* **Dataset excerpt**
....................
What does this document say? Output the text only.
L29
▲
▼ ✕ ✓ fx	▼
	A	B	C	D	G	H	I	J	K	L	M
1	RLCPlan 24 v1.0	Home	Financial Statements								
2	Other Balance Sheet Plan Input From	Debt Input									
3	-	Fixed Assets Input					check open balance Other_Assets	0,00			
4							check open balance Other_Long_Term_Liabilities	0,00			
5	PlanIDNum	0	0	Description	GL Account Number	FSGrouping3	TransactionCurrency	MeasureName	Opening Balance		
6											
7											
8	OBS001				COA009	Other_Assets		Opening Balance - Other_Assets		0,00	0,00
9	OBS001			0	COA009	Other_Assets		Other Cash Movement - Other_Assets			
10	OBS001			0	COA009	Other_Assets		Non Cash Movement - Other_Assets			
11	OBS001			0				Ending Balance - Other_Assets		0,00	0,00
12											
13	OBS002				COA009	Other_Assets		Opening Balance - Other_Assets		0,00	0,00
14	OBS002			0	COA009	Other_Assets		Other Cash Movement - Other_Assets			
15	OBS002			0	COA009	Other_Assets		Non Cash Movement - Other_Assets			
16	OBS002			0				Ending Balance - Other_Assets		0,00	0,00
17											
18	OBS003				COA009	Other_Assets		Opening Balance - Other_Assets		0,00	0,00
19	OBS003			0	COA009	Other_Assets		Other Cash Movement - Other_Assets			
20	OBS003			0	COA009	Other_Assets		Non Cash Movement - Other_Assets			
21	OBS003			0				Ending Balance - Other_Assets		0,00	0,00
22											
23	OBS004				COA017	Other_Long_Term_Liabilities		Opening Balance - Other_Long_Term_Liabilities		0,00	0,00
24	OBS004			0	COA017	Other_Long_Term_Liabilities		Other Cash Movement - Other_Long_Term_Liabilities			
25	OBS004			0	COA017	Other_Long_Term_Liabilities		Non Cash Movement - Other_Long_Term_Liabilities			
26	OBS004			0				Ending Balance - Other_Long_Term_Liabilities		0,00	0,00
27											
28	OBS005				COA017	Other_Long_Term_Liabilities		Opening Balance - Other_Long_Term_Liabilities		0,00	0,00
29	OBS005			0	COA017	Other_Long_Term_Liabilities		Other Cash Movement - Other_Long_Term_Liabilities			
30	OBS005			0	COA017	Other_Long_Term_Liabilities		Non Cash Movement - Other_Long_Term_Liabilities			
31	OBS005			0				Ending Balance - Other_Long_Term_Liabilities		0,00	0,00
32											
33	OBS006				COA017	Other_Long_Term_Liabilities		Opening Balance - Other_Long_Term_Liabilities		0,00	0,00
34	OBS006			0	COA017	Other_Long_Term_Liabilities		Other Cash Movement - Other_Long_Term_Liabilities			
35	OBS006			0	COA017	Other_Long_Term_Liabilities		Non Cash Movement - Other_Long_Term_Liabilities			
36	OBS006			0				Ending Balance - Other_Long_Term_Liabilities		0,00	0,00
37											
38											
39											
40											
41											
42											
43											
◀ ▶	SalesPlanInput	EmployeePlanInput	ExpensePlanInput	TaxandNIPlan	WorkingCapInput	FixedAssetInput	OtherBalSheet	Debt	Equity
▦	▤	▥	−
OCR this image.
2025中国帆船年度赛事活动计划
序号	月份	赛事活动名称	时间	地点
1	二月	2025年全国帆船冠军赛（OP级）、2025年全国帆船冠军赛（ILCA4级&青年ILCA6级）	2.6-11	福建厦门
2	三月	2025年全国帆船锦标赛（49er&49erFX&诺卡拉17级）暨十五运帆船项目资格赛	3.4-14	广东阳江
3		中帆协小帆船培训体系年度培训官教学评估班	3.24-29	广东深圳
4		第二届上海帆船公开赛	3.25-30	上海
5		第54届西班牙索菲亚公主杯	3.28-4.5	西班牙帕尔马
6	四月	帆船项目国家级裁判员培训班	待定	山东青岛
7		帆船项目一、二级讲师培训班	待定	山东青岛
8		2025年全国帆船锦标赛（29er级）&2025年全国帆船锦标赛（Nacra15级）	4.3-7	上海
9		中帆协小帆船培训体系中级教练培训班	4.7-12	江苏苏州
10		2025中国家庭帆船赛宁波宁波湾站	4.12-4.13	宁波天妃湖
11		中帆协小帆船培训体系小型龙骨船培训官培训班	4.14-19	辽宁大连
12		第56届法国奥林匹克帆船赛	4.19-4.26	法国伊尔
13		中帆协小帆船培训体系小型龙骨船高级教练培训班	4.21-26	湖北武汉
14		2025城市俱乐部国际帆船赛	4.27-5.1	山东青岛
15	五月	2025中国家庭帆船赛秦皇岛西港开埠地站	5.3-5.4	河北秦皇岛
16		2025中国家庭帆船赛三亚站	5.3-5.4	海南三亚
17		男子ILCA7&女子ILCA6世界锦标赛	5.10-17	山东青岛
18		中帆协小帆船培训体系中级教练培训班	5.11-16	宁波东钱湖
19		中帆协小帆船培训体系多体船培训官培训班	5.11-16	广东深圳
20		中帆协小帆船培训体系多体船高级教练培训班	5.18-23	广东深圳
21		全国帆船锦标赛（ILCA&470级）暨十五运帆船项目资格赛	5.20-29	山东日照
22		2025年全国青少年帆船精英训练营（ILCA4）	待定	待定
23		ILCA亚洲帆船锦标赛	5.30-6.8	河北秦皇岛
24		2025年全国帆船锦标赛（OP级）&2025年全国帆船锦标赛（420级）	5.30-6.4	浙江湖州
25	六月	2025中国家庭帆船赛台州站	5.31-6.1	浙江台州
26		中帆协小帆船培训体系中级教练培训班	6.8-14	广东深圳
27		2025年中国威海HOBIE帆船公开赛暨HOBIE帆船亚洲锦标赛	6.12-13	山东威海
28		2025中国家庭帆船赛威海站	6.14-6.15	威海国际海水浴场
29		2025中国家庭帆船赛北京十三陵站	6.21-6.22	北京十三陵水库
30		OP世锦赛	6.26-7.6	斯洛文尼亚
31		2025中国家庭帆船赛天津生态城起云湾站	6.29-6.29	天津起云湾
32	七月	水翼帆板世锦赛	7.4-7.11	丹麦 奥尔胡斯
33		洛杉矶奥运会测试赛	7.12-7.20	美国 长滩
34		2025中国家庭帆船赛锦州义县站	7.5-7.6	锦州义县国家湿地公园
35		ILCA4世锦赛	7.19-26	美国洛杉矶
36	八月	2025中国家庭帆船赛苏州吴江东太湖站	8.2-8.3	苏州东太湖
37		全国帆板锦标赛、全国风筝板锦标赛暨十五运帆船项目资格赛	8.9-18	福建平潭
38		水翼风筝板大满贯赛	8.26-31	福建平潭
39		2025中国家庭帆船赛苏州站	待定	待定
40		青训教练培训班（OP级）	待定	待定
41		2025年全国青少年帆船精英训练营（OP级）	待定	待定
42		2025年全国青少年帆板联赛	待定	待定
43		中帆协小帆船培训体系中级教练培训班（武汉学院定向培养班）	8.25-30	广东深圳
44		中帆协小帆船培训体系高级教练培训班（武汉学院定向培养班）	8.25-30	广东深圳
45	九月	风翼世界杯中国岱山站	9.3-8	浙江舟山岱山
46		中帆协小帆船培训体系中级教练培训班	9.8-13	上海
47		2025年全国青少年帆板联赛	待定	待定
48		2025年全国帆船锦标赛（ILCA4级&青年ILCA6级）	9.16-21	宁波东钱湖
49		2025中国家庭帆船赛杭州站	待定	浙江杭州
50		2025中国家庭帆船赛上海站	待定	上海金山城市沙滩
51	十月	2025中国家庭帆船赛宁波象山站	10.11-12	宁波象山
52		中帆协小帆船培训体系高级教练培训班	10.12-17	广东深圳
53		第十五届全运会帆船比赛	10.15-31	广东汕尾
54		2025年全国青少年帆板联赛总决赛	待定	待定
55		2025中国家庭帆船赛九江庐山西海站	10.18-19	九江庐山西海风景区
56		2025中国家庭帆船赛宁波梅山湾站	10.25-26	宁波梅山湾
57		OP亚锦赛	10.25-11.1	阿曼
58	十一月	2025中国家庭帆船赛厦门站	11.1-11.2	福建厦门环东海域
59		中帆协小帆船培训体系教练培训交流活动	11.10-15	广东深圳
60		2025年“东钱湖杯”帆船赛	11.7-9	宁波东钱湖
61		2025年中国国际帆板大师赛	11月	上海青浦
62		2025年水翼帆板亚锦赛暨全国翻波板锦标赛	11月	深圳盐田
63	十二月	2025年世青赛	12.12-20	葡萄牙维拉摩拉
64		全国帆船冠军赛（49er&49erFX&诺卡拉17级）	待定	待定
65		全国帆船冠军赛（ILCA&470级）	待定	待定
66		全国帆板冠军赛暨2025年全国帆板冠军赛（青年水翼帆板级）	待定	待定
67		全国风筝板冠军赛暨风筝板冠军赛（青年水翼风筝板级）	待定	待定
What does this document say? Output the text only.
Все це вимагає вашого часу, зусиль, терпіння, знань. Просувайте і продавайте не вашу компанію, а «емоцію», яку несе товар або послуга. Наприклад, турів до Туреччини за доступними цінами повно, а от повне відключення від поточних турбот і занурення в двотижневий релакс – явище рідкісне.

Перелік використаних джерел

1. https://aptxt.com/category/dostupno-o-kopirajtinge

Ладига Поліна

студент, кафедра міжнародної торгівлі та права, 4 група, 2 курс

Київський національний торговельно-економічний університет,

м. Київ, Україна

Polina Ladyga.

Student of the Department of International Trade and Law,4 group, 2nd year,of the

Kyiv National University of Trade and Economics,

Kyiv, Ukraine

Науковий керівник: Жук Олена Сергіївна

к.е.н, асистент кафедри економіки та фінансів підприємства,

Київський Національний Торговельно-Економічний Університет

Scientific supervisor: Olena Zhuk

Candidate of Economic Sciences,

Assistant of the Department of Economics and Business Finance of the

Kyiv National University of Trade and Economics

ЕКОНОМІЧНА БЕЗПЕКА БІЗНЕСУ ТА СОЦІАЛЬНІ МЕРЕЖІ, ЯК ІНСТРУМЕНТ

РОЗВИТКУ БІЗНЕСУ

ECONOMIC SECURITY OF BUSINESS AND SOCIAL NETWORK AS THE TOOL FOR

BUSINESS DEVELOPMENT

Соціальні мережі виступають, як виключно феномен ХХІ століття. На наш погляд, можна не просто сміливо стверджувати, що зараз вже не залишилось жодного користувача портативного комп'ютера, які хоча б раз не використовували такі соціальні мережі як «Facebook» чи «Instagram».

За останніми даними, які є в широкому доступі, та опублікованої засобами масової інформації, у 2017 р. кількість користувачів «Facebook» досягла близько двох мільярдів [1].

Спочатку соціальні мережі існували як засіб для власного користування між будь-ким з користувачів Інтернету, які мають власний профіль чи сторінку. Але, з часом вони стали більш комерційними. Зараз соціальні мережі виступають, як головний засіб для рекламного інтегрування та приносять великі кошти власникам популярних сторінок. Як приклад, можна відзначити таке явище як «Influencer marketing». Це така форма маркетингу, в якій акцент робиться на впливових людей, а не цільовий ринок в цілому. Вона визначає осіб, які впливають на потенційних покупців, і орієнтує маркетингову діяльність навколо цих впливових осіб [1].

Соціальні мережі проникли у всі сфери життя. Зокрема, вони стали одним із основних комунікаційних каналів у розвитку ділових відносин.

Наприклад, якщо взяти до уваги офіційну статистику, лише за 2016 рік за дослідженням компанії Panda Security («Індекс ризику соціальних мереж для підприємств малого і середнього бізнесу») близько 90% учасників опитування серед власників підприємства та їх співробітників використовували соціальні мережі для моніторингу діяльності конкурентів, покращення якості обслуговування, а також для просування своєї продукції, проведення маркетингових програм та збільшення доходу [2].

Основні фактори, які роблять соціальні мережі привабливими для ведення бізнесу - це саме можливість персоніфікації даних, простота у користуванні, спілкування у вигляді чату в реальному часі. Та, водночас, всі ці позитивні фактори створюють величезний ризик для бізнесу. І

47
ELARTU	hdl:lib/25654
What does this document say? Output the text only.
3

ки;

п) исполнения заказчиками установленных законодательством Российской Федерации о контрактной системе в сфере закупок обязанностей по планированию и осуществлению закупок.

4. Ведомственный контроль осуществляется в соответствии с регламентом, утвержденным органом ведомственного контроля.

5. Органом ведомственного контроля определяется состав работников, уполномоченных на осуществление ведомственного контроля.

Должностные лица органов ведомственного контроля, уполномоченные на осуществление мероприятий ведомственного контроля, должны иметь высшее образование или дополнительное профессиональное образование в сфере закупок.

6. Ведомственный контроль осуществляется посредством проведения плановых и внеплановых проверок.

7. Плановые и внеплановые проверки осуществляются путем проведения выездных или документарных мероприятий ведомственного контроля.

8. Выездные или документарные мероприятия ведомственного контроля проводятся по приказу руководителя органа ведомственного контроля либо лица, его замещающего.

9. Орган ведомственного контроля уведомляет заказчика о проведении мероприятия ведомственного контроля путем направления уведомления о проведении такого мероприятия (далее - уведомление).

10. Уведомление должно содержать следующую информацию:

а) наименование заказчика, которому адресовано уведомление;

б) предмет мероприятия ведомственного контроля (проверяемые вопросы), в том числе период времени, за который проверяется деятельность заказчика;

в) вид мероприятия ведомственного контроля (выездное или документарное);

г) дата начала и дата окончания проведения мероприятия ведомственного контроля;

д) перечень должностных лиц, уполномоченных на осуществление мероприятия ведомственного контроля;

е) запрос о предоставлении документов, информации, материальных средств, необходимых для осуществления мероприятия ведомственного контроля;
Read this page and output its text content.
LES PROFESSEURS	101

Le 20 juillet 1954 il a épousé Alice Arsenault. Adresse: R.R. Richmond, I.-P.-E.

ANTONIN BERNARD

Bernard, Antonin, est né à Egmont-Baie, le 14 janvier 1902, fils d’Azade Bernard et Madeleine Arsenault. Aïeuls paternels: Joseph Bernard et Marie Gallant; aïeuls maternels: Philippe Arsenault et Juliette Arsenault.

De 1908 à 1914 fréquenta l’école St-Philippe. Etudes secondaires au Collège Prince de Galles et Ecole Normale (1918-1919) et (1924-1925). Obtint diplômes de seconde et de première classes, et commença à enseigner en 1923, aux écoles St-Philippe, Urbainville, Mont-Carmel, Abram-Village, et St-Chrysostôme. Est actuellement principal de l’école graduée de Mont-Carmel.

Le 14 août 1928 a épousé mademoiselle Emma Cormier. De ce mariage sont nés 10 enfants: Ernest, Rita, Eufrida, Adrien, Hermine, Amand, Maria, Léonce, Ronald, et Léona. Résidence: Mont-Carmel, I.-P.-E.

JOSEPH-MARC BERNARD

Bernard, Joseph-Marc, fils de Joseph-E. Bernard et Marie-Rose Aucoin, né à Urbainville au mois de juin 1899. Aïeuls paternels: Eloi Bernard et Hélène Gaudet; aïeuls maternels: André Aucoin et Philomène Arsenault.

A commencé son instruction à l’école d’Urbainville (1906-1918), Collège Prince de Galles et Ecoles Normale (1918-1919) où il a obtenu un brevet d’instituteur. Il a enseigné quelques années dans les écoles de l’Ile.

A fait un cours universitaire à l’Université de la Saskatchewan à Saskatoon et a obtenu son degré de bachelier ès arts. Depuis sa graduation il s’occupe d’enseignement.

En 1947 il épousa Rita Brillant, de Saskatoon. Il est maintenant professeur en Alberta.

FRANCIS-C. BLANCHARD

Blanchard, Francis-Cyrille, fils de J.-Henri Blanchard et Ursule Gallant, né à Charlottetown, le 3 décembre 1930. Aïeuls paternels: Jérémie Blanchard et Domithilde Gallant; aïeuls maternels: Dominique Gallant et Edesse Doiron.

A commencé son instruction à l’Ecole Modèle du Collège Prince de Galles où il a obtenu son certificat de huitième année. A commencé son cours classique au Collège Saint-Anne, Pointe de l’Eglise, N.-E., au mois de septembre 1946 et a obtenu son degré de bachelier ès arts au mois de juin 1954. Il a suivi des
....................
* **Objective**
Count the lines of the data that include the string "écoles", and give only that number.

* **Answer to the exercise**
2